REQUIRED WORK: Scan the material below for the string "JSON", and copy every line where it shows up.

ENTRIES SUPPLIED:
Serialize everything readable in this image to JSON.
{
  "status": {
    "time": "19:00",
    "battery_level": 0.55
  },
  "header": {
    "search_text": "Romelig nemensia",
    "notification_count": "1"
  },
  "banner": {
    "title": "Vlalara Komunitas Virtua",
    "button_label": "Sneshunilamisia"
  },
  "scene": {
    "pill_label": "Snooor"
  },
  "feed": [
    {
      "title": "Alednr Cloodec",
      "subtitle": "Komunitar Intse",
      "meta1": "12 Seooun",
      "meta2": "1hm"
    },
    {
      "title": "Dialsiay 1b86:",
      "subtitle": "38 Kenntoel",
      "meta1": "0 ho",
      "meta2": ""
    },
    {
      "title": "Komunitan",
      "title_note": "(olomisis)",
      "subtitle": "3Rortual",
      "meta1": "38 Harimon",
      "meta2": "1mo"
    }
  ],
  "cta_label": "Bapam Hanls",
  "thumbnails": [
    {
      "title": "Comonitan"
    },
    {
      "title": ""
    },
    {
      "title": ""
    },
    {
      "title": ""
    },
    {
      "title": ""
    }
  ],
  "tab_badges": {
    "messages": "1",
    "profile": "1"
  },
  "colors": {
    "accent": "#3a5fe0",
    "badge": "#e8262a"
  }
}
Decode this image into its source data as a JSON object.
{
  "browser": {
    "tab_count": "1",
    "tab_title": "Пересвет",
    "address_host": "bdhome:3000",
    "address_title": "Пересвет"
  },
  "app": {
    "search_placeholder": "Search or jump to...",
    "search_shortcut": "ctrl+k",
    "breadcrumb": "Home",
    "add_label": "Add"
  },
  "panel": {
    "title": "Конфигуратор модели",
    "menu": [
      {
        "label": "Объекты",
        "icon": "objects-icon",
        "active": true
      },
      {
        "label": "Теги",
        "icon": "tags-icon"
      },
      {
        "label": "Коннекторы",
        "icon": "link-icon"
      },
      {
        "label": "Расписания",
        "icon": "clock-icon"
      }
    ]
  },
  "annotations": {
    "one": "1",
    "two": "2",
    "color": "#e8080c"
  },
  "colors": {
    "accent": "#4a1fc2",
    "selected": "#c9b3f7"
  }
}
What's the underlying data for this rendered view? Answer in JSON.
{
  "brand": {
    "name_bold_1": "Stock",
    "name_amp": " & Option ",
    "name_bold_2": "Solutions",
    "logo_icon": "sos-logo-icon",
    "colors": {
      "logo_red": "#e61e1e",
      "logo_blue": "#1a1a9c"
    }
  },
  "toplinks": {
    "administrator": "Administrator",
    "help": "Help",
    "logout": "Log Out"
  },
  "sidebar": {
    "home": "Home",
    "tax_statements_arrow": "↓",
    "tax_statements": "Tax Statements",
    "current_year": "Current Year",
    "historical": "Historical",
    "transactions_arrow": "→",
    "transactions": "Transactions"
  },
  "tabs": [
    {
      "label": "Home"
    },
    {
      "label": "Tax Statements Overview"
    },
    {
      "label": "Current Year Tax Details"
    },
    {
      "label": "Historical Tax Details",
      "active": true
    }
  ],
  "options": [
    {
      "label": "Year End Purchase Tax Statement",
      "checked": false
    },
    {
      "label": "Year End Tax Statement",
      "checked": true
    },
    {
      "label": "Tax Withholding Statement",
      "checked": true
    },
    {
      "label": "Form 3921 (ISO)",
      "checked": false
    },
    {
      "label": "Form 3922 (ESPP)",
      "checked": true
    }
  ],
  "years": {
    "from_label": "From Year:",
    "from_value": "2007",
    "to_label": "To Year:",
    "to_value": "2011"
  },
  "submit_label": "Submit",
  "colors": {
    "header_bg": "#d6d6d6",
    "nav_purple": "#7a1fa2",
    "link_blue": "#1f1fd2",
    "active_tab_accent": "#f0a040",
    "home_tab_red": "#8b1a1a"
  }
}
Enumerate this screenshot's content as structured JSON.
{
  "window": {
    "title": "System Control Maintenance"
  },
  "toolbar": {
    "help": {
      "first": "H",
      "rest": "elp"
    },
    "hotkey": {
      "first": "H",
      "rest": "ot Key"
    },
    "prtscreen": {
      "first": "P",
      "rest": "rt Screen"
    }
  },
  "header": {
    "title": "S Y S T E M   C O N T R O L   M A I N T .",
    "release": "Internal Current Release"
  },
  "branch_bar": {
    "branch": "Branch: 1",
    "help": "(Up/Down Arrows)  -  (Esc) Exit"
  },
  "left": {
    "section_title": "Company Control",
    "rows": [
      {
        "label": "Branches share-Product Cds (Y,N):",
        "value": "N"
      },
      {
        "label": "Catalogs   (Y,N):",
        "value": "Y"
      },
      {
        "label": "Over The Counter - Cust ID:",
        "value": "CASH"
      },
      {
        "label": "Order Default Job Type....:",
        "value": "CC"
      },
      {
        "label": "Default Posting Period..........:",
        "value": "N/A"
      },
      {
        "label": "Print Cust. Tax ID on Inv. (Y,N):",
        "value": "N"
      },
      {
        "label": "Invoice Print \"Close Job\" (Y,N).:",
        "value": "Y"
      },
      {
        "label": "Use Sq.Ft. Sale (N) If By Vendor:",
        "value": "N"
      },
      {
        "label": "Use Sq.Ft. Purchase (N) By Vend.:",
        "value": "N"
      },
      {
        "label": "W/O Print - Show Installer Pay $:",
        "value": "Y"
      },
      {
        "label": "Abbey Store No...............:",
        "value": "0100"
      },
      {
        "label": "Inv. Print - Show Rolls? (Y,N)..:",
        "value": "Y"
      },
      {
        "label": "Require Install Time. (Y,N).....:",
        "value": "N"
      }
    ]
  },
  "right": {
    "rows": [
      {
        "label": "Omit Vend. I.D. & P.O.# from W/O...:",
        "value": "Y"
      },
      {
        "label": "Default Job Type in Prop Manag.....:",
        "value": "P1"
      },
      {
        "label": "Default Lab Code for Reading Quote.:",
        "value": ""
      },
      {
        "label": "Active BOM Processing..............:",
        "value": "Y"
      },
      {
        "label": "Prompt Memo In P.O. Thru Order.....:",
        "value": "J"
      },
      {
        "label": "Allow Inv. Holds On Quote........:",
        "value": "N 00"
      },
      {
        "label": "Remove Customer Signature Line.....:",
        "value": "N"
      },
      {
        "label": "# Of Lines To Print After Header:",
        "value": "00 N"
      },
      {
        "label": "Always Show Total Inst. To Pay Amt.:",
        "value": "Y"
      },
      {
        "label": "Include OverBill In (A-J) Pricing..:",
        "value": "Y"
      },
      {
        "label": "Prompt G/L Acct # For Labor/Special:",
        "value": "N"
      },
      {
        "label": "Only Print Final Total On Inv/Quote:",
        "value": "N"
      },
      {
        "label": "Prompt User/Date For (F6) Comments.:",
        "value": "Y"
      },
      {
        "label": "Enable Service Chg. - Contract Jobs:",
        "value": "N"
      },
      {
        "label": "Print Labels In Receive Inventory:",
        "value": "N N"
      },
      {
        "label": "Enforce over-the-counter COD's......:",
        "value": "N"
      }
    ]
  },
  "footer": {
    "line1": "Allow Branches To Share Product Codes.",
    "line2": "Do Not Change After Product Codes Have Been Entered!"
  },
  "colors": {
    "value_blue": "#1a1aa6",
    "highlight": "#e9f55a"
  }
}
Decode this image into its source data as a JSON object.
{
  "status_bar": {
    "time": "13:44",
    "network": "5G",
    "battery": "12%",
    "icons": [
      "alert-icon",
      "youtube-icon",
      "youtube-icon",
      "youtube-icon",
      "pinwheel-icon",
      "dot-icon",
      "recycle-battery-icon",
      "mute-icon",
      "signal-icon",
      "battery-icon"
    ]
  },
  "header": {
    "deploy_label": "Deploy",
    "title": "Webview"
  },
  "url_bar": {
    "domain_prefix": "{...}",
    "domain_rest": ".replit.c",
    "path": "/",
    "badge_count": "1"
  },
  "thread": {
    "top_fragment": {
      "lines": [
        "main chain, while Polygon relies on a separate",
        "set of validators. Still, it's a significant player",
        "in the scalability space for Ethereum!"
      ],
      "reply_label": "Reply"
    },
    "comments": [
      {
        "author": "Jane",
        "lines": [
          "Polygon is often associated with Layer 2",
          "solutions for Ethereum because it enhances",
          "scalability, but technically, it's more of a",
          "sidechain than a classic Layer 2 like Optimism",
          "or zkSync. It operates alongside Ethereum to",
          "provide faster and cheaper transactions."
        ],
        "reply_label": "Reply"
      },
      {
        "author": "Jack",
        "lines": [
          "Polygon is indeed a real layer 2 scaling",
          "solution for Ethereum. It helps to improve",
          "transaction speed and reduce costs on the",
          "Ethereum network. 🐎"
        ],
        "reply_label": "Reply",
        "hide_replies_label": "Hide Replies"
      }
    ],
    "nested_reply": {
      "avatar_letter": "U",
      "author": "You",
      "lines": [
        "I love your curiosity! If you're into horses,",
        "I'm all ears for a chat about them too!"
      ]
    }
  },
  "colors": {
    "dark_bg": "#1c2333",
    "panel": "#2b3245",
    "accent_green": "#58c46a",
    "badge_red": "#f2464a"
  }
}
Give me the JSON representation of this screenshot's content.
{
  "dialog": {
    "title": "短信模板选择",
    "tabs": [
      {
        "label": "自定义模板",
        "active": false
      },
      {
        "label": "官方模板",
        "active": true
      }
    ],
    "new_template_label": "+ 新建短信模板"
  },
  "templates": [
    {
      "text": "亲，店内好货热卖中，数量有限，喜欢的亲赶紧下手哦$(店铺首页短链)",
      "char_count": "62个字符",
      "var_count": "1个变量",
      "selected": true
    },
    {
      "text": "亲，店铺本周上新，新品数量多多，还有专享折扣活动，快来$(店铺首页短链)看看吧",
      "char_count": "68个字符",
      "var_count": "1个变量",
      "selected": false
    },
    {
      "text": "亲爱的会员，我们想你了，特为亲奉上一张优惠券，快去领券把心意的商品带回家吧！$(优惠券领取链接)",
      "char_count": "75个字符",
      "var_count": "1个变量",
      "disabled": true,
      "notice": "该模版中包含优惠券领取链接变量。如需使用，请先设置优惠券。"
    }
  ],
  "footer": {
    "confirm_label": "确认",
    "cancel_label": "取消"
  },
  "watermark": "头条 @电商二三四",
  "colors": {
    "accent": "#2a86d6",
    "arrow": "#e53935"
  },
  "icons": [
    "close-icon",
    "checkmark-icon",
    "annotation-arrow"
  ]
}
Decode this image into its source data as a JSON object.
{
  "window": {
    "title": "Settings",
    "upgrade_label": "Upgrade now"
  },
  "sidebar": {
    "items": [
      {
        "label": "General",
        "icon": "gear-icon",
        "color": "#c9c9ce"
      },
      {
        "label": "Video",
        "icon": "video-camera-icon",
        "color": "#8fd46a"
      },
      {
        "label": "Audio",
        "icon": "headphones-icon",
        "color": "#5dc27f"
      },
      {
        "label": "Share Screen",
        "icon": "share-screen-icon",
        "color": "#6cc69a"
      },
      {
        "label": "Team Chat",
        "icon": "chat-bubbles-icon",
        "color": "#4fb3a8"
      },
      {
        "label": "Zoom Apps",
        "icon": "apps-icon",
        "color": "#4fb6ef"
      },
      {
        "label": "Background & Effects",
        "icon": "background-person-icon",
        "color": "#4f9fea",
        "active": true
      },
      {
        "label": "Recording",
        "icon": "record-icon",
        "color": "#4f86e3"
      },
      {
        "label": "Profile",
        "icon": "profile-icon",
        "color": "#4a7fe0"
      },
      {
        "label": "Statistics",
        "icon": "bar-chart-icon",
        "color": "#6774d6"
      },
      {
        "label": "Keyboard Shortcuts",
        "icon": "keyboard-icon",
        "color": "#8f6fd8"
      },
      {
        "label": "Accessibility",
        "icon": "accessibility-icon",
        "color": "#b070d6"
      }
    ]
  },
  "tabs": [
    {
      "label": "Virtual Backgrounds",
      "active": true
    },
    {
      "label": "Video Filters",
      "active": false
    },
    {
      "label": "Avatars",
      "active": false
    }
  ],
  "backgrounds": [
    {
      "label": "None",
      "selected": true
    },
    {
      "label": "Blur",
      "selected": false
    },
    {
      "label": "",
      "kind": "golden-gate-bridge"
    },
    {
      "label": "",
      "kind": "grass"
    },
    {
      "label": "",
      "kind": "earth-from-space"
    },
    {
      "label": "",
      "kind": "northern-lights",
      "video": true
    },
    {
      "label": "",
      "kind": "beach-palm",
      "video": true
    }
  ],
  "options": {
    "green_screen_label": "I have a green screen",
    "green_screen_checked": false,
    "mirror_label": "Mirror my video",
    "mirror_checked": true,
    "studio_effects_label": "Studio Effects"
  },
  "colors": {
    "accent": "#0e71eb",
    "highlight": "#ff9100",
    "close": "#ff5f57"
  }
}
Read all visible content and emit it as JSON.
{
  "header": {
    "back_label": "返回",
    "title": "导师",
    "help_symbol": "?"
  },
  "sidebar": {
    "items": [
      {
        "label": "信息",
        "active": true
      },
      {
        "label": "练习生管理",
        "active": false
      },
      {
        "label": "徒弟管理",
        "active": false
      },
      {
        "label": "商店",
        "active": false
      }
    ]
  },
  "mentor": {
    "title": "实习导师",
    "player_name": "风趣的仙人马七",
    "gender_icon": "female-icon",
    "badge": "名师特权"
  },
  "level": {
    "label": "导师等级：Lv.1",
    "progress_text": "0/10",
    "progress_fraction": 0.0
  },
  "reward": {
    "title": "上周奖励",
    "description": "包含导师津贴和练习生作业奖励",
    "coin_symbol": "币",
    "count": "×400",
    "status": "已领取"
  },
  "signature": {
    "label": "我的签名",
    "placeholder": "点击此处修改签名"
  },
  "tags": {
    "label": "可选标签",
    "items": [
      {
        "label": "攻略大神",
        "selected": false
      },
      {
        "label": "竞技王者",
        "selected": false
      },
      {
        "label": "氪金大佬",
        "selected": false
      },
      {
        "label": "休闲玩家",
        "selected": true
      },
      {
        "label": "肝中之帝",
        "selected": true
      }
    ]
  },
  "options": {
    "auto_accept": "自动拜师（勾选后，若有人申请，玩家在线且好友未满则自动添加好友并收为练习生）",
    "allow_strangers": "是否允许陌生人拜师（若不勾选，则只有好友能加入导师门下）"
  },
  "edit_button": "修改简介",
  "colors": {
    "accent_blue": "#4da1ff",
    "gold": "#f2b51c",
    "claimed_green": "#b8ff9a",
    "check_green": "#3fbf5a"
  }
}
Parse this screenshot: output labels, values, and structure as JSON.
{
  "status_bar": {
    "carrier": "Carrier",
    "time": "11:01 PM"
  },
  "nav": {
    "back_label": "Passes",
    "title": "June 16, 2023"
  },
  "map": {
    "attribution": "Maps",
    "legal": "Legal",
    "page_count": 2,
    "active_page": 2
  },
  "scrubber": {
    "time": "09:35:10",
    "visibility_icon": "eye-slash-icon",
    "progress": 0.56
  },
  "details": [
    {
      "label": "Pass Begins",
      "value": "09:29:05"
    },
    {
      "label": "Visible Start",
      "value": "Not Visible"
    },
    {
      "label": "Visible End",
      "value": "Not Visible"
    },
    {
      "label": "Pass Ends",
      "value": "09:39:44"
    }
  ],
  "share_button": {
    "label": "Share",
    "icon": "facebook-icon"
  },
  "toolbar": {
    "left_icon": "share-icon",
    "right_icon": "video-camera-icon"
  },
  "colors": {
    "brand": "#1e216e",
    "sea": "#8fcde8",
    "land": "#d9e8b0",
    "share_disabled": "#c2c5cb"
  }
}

REPLY TO THE EXERCISE:
Serialize everything readable in this image to JSON.
Decode this image into its source data as a JSON object.
What's the underlying data for this rendered view? Answer in JSON.
Enumerate this screenshot's content as structured JSON.
Decode this image into its source data as a JSON object.
Give me the JSON representation of this screenshot's content.
Decode this image into its source data as a JSON object.
Read all visible content and emit it as JSON.
Parse this screenshot: output labels, values, and structure as JSON.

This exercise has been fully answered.